Written exercise - Copy out the lines word for word, beginning with the line containing "product-name: Wool Beanie" and continuing through the line containing "axis-label: now bbox=[627, 328, 644, 338]".

Supplied information -
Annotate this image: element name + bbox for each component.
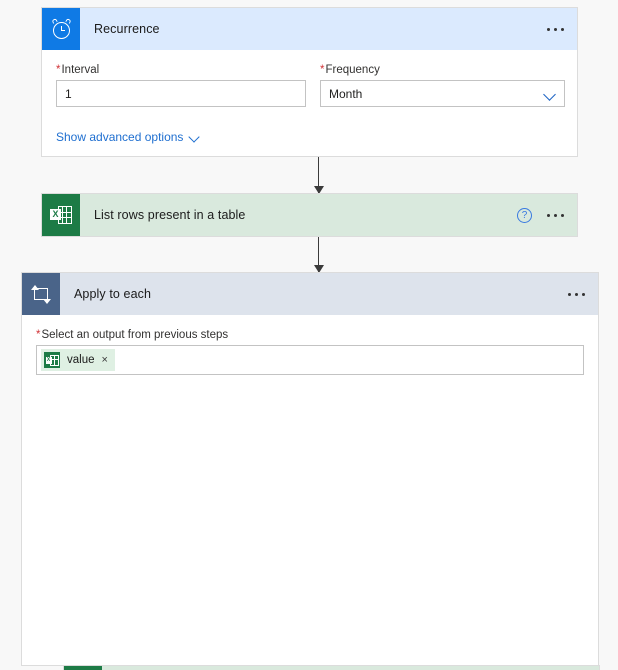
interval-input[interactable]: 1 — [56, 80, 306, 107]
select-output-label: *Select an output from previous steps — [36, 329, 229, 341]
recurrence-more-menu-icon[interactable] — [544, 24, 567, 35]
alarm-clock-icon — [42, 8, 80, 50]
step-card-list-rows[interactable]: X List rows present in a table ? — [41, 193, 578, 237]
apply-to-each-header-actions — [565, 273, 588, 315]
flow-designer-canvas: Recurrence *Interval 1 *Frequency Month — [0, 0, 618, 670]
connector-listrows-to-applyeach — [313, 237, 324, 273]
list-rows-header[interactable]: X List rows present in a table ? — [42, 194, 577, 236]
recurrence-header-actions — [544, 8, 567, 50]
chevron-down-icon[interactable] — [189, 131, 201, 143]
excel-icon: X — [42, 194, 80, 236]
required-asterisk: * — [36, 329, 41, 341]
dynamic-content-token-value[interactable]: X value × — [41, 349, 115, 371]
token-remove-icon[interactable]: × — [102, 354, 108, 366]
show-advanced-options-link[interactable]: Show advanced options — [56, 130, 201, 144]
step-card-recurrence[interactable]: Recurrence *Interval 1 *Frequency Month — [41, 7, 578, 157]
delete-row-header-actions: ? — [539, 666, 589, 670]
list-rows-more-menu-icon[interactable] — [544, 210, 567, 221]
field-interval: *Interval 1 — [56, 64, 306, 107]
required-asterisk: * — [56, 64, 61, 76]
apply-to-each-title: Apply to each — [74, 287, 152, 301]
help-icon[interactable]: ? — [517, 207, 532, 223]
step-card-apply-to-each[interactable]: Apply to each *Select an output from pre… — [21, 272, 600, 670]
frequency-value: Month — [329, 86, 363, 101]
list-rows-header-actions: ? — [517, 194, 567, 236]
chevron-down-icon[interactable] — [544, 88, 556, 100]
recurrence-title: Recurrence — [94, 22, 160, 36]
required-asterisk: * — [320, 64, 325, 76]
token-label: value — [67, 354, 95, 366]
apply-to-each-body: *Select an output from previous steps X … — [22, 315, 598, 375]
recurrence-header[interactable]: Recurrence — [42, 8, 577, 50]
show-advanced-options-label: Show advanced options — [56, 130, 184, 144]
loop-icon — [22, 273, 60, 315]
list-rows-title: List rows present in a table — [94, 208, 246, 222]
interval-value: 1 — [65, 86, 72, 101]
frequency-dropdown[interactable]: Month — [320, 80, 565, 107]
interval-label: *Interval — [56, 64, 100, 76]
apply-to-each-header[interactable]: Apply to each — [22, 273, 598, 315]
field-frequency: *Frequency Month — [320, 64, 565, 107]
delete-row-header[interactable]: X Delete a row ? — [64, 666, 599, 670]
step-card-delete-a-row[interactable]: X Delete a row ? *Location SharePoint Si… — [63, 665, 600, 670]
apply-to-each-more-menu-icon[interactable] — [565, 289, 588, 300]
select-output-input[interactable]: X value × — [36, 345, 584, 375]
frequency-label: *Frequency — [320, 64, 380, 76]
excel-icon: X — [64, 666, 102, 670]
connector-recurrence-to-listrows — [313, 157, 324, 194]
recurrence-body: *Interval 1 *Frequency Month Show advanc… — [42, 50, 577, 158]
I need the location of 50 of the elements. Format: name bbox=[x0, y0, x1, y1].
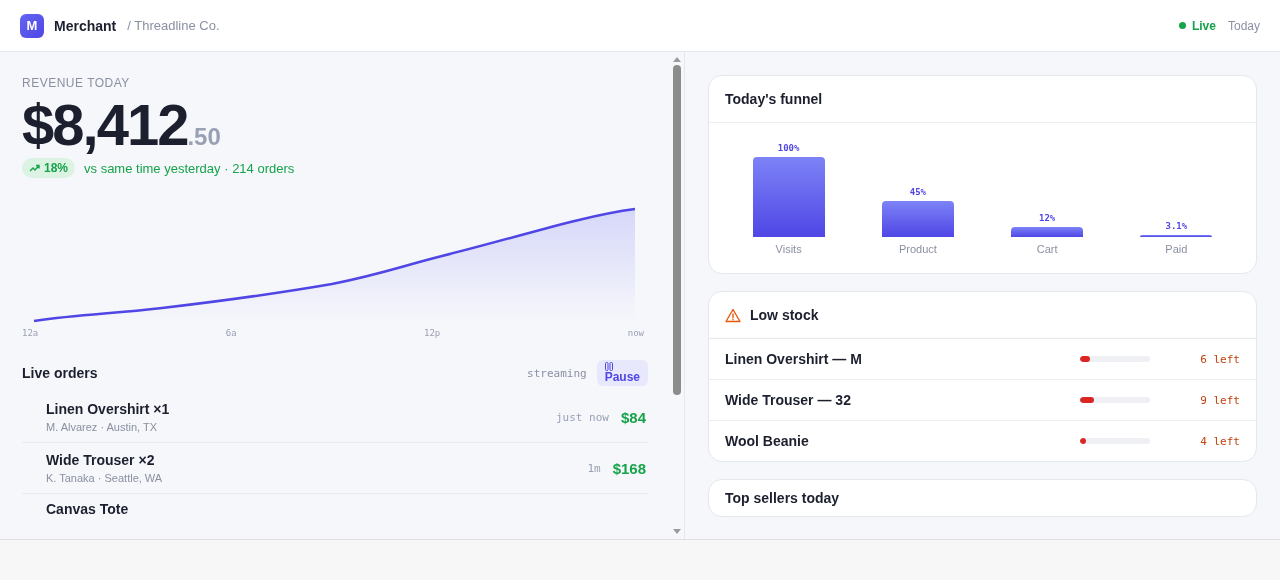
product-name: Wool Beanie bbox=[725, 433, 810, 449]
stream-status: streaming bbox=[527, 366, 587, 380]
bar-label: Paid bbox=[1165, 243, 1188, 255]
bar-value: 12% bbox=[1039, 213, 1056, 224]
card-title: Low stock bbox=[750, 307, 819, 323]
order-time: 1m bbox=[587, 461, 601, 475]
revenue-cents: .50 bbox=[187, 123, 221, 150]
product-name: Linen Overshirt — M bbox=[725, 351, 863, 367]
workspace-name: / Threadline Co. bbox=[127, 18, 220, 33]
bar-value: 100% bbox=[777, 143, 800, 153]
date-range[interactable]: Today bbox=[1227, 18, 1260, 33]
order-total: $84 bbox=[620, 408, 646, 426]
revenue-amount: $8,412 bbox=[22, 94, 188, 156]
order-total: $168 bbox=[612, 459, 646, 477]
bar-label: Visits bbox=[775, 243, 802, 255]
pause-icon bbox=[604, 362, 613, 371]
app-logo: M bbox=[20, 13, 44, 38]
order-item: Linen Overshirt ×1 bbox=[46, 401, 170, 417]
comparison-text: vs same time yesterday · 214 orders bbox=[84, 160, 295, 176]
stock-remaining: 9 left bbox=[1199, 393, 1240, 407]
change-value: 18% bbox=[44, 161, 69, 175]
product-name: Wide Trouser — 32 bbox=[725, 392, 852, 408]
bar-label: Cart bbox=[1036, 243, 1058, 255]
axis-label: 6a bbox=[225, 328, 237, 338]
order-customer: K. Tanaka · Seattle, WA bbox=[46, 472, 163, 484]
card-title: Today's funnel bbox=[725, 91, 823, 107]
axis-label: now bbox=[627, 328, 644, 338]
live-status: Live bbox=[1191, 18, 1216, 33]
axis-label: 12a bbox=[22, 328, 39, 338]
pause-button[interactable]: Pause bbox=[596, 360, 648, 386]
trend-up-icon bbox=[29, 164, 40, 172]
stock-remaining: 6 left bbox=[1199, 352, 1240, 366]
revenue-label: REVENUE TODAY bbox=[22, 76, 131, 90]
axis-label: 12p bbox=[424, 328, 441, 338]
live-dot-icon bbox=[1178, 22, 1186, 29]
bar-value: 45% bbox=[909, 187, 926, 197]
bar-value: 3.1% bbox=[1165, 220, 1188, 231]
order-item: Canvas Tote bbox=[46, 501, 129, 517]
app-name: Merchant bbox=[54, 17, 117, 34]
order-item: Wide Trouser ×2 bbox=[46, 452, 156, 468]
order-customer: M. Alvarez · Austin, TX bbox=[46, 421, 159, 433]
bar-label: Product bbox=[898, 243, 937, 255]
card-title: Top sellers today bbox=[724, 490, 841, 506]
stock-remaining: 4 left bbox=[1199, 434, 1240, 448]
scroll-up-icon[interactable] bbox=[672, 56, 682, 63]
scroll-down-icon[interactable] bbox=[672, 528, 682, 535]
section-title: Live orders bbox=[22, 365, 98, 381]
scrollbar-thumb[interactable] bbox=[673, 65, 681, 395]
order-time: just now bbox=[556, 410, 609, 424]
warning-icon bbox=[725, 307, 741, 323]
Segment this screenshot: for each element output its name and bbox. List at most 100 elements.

Response to the task -
product-name: Wool Beanie bbox=[725, 433, 810, 449]
stream-status: streaming bbox=[527, 366, 587, 380]
bar-label: Paid bbox=[1165, 243, 1188, 255]
bar-value: 12% bbox=[1039, 213, 1056, 224]
card-title: Low stock bbox=[750, 307, 819, 323]
order-time: 1m bbox=[587, 461, 601, 475]
revenue-cents: .50 bbox=[187, 123, 221, 150]
product-name: Linen Overshirt — M bbox=[725, 351, 863, 367]
workspace-name: / Threadline Co. bbox=[127, 18, 220, 33]
bar-value: 100% bbox=[777, 143, 800, 153]
date-range[interactable]: Today bbox=[1227, 18, 1260, 33]
order-total: $84 bbox=[620, 408, 646, 426]
revenue-amount: $8,412 bbox=[22, 94, 188, 156]
order-total: $168 bbox=[612, 459, 646, 477]
bar-label: Visits bbox=[775, 243, 802, 255]
pause-icon bbox=[604, 362, 613, 371]
app-logo: M bbox=[20, 13, 44, 38]
order-item: Linen Overshirt ×1 bbox=[46, 401, 170, 417]
comparison-text: vs same time yesterday · 214 orders bbox=[84, 160, 295, 176]
stock-remaining: 9 left bbox=[1199, 393, 1240, 407]
change-value: 18% bbox=[44, 161, 69, 175]
product-name: Wide Trouser — 32 bbox=[725, 392, 852, 408]
bar-label: Cart bbox=[1036, 243, 1058, 255]
axis-label: 6a bbox=[225, 328, 237, 338]
order-customer: K. Tanaka · Seattle, WA bbox=[46, 472, 163, 484]
card-title: Today's funnel bbox=[725, 91, 823, 107]
axis-label: now bbox=[627, 328, 644, 338]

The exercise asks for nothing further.